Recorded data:
====================
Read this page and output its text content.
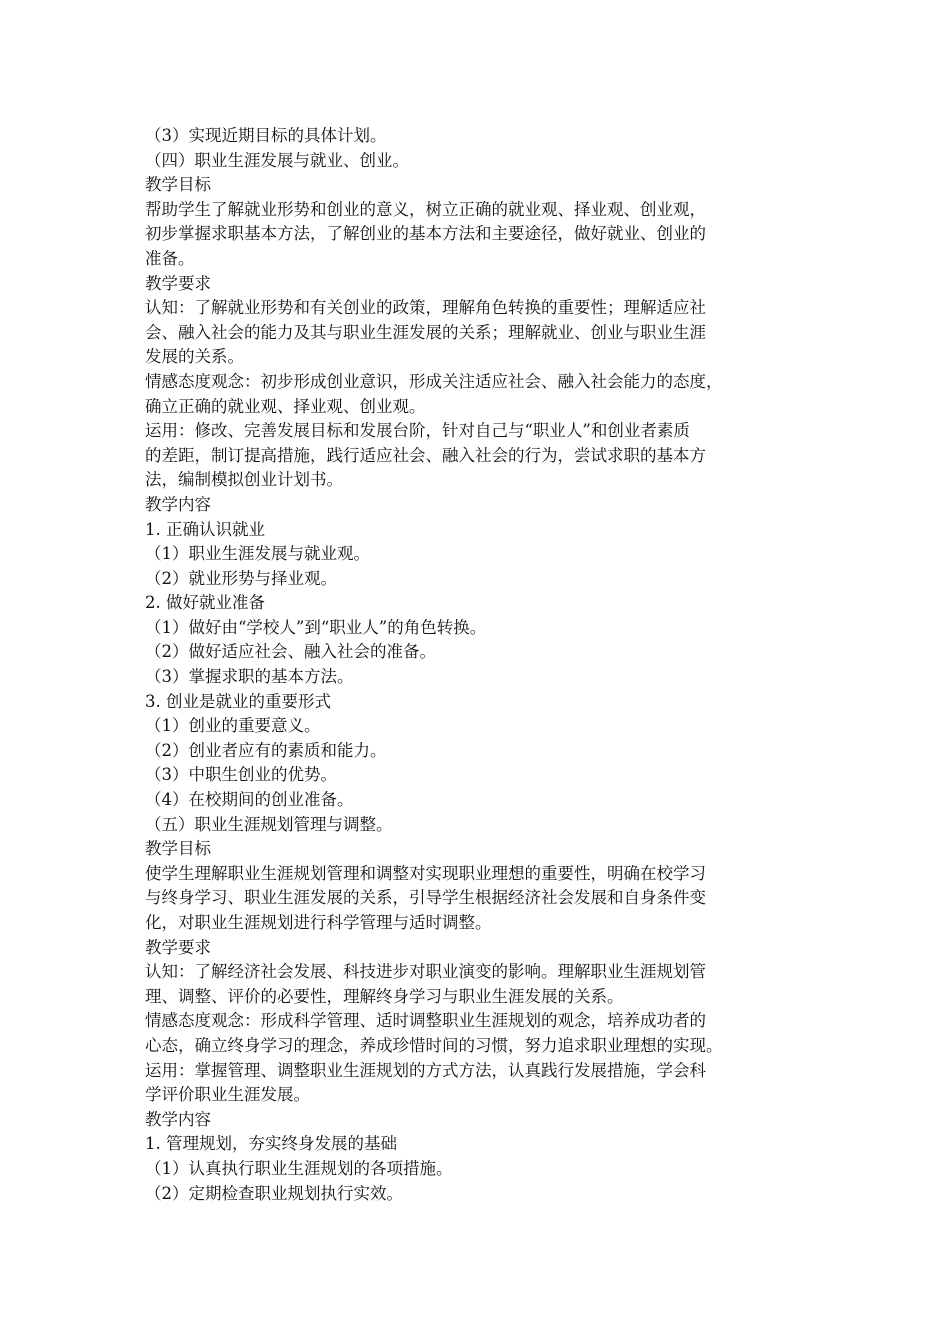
（3）实现近期目标的具体计划。

（四）职业生涯发展与就业、创业。

教学目标

帮助学生了解就业形势和创业的意义，树立正确的就业观、择业观、创业观，

初步掌握求职基本方法，了解创业的基本方法和主要途径，做好就业、创业的

准备。

教学要求

认知：了解就业形势和有关创业的政策，理解角色转换的重要性；理解适应社

会、融入社会的能力及其与职业生涯发展的关系；理解就业、创业与职业生涯

发展的关系。

情感态度观念：初步形成创业意识，形成关注适应社会、融入社会能力的态度，

确立正确的就业观、择业观、创业观。

运用：修改、完善发展目标和发展台阶，针对自己与“职业人”和创业者素质

的差距，制订提高措施，践行适应社会、融入社会的行为，尝试求职的基本方

法，编制模拟创业计划书。

教学内容

1. 正确认识就业

（1）职业生涯发展与就业观。

（2）就业形势与择业观。

2. 做好就业准备

（1）做好由“学校人”到“职业人”的角色转换。

（2）做好适应社会、融入社会的准备。

（3）掌握求职的基本方法。

3. 创业是就业的重要形式

（1）创业的重要意义。

（2）创业者应有的素质和能力。

（3）中职生创业的优势。

（4）在校期间的创业准备。

（五）职业生涯规划管理与调整。

教学目标

使学生理解职业生涯规划管理和调整对实现职业理想的重要性，明确在校学习

与终身学习、职业生涯发展的关系，引导学生根据经济社会发展和自身条件变

化，对职业生涯规划进行科学管理与适时调整。

教学要求

认知：了解经济社会发展、科技进步对职业演变的影响。理解职业生涯规划管

理、调整、评价的必要性，理解终身学习与职业生涯发展的关系。

情感态度观念：形成科学管理、适时调整职业生涯规划的观念，培养成功者的

心态，确立终身学习的理念，养成珍惜时间的习惯，努力追求职业理想的实现。

运用：掌握管理、调整职业生涯规划的方式方法，认真践行发展措施，学会科

学评价职业生涯发展。

教学内容

1. 管理规划，夯实终身发展的基础

（1）认真执行职业生涯规划的各项措施。

（2）定期检查职业规划执行实效。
====================
Copy out every line from the material above in which the word "情感态度观念" appears.

# [The solution]
情感态度观念：初步形成创业意识，形成关注适应社会、融入社会能力的态度，
情感态度观念：形成科学管理、适时调整职业生涯规划的观念，培养成功者的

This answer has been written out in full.